RECORDS:

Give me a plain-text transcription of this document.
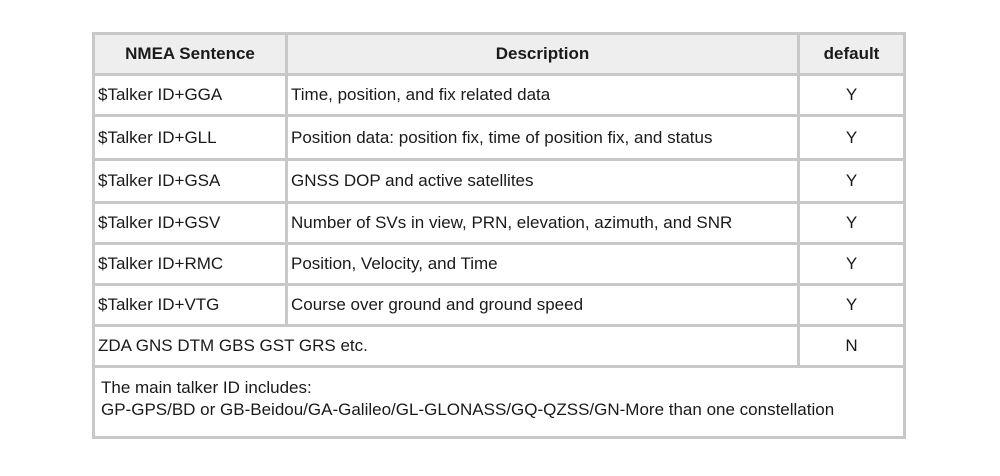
NMEA Sentence	Description	default
$Talker ID+GGA	Time, position, and fix related data	Y
$Talker ID+GLL	Position data: position fix, time of position fix, and status	Y
$Talker ID+GSA	GNSS DOP and active satellites	Y
$Talker ID+GSV	Number of SVs in view, PRN, elevation, azimuth, and SNR	Y
$Talker ID+RMC	Position, Velocity, and Time	Y
$Talker ID+VTG	Course over ground and ground speed	Y
ZDA GNS DTM GBS GST GRS etc.	N
The main talker ID includes:
GP-GPS/BD or GB-Beidou/GA-Galileo/GL-GLONASS/GQ-QZSS/GN-More than one constellation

INSTRUCTION: Copy, from the material above, each line in which the string "data" occurs.

WRITTEN RESPONSE:
$Talker ID+GGA	Time, position, and fix related data	Y
$Talker ID+GLL	Position data: position fix, time of position fix, and status	Y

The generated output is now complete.